Pull every line that holds the word "date" from the entries.

####

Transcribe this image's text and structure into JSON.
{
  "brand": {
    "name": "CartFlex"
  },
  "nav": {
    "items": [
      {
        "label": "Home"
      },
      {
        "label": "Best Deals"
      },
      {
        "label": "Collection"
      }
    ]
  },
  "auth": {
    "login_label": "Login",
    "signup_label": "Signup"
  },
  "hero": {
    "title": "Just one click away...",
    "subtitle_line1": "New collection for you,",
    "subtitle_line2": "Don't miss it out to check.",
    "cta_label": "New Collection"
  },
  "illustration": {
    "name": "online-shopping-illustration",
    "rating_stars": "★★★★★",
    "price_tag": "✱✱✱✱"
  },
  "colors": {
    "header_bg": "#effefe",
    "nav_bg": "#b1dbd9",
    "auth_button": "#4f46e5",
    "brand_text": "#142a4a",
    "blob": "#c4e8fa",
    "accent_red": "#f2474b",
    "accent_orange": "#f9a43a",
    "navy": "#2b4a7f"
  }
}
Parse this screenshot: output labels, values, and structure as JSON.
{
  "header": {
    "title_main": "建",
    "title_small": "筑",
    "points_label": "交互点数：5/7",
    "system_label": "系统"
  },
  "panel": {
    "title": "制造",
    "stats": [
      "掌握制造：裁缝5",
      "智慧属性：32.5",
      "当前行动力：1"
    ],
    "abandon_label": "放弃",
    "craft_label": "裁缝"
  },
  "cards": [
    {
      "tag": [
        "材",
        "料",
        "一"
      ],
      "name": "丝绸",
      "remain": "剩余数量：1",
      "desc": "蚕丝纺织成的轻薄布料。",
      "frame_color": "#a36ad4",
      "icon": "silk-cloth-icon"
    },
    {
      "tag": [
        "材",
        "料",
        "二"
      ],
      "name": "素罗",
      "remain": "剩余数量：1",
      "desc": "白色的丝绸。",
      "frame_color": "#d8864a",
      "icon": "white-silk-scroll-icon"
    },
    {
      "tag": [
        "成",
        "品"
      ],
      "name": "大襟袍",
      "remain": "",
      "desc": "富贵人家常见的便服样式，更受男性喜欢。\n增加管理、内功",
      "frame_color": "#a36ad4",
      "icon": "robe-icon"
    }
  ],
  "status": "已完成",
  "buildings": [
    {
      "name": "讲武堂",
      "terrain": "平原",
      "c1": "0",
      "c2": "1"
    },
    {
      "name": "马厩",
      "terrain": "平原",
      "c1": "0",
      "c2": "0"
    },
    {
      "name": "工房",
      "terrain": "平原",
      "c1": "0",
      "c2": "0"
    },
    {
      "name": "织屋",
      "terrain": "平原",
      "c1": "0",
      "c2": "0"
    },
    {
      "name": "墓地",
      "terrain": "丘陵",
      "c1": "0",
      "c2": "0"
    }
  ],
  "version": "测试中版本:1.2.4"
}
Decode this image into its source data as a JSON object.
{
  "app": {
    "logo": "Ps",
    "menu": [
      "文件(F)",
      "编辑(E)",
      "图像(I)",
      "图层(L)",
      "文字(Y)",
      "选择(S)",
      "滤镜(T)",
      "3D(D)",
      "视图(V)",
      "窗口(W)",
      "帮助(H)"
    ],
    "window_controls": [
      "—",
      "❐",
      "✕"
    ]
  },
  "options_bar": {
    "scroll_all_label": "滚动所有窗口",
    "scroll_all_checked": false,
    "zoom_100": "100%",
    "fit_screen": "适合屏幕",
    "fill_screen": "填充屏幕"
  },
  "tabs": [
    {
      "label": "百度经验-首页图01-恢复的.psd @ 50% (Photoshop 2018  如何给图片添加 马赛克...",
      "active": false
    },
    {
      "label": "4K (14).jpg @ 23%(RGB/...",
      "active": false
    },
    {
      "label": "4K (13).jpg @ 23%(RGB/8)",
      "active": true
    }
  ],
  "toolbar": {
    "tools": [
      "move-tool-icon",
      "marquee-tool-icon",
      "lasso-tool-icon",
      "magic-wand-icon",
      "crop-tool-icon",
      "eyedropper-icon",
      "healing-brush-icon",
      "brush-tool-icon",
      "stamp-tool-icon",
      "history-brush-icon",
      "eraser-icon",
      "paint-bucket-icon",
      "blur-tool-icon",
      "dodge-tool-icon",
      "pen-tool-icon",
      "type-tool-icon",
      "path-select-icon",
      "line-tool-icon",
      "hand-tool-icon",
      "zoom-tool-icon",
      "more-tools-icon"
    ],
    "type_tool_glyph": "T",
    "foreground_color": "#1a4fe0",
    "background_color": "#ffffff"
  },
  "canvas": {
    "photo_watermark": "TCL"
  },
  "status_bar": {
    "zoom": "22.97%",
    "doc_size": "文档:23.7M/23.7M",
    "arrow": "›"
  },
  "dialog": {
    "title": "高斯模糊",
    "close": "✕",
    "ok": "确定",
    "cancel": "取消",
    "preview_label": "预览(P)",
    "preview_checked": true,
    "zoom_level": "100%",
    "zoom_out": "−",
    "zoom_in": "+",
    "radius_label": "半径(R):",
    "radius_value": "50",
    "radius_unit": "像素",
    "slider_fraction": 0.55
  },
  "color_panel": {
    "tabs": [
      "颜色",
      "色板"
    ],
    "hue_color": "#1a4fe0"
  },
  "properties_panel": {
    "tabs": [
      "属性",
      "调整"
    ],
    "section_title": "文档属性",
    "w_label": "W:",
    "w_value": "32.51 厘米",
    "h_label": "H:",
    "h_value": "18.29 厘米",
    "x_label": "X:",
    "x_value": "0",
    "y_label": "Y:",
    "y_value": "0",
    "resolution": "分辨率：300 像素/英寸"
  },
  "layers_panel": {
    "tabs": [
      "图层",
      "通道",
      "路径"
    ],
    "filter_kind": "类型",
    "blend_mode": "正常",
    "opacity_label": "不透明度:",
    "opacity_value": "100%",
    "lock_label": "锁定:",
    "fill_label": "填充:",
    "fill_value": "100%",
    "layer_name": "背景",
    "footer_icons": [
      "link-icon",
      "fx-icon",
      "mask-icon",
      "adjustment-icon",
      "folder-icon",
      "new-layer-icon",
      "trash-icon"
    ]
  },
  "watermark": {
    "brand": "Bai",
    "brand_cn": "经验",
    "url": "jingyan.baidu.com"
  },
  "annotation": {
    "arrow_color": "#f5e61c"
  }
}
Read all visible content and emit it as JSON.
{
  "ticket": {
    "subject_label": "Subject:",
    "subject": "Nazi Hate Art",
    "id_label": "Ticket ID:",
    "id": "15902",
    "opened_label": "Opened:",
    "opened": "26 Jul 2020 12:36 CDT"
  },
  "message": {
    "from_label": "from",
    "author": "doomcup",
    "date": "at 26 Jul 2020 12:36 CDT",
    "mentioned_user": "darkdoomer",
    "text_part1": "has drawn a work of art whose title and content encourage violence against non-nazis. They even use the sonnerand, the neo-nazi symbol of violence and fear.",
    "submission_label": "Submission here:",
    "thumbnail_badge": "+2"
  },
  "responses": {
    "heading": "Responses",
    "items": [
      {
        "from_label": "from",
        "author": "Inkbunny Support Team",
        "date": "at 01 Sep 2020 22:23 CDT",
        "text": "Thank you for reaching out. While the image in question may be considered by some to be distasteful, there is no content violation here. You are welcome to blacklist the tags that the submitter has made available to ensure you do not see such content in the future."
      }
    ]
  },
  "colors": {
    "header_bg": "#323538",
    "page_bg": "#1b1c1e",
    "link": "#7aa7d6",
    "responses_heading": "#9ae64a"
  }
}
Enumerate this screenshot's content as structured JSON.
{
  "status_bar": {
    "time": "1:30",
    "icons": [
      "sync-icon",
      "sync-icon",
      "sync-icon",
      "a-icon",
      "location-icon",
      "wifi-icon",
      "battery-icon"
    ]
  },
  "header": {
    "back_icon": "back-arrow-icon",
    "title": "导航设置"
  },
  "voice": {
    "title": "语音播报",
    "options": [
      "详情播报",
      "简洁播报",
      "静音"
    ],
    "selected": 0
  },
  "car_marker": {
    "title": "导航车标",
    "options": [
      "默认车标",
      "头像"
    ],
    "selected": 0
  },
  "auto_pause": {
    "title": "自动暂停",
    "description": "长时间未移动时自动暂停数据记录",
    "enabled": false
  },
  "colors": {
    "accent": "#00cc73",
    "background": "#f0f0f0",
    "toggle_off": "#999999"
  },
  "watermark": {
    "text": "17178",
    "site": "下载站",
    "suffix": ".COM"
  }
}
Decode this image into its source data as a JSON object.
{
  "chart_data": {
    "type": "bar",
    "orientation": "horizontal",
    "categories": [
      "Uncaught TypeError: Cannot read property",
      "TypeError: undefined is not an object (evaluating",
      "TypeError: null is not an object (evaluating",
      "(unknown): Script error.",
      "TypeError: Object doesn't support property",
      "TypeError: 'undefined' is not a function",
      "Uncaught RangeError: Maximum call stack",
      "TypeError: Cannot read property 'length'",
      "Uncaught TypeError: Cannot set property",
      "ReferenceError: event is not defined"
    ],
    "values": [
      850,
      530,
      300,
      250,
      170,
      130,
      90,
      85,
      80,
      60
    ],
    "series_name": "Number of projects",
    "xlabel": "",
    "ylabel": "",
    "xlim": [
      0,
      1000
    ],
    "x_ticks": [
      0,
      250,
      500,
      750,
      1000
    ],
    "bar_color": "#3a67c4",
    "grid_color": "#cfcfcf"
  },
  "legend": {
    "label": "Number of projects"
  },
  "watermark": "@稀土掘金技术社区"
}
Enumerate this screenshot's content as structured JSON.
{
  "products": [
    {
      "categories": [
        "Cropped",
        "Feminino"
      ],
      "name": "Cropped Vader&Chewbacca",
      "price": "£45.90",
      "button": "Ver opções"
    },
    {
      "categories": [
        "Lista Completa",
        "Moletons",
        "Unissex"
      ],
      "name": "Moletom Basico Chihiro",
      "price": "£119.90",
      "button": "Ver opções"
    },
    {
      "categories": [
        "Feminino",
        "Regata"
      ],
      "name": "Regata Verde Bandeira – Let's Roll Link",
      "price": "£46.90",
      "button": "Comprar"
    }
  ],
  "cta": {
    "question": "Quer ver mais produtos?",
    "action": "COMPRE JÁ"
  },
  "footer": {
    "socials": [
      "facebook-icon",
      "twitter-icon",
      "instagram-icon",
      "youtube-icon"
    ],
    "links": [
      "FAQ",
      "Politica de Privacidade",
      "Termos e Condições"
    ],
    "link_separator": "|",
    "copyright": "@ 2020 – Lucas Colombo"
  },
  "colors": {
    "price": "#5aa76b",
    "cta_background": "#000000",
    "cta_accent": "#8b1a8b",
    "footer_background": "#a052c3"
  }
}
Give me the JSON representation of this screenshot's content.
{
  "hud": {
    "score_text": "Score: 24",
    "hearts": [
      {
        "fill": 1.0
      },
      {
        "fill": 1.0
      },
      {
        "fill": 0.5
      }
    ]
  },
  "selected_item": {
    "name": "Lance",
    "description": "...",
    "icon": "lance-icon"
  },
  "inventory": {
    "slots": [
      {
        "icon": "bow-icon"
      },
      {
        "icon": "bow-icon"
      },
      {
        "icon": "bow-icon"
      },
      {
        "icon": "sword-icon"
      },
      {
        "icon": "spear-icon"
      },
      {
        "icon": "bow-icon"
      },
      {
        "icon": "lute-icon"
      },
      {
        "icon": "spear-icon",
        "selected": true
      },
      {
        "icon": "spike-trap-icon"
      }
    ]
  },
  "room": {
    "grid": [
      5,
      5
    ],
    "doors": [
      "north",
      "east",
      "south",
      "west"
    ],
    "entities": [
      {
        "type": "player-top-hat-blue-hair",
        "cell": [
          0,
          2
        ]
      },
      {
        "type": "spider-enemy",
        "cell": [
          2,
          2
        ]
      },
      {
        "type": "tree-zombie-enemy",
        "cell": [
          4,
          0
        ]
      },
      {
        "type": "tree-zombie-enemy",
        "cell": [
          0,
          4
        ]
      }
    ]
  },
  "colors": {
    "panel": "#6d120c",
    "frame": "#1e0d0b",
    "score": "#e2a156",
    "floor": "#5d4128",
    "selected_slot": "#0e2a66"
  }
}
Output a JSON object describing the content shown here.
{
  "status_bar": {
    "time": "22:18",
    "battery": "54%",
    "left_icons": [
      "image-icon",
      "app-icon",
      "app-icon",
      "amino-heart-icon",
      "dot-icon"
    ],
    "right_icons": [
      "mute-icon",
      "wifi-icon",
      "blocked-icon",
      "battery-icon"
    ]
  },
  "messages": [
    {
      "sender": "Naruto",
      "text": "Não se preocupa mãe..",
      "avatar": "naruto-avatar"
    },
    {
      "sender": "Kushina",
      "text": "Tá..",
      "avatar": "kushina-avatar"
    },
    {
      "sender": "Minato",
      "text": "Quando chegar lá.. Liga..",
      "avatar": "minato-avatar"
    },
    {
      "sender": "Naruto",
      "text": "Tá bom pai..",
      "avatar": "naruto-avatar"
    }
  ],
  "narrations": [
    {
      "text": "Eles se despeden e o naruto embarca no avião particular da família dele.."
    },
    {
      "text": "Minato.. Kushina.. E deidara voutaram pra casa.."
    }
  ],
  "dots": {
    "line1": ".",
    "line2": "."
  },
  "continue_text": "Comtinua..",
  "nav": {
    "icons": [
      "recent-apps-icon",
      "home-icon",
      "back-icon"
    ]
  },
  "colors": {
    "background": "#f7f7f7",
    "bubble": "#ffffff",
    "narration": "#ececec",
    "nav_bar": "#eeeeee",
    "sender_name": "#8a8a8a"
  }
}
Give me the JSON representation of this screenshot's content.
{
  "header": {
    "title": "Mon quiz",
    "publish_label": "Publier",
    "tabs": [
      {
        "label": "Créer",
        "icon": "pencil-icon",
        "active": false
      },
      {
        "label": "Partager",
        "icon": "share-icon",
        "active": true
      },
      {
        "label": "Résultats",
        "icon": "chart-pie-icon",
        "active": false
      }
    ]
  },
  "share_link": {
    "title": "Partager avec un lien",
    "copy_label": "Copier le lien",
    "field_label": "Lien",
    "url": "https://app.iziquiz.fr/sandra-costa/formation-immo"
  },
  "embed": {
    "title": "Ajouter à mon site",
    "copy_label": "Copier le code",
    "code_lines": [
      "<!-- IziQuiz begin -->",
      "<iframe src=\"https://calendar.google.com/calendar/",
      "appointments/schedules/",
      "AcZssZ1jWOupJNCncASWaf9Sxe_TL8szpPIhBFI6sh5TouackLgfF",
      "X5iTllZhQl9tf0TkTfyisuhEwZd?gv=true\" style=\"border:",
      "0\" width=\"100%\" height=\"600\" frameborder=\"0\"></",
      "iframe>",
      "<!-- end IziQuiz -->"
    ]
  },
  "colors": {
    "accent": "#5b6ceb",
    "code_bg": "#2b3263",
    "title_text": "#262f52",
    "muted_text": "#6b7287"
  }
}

####

#### [Response to this exercise]
    "date": "at 26 Jul 2020 12:36 CDT",
        "date": "at 01 Sep 2020 22:23 CDT",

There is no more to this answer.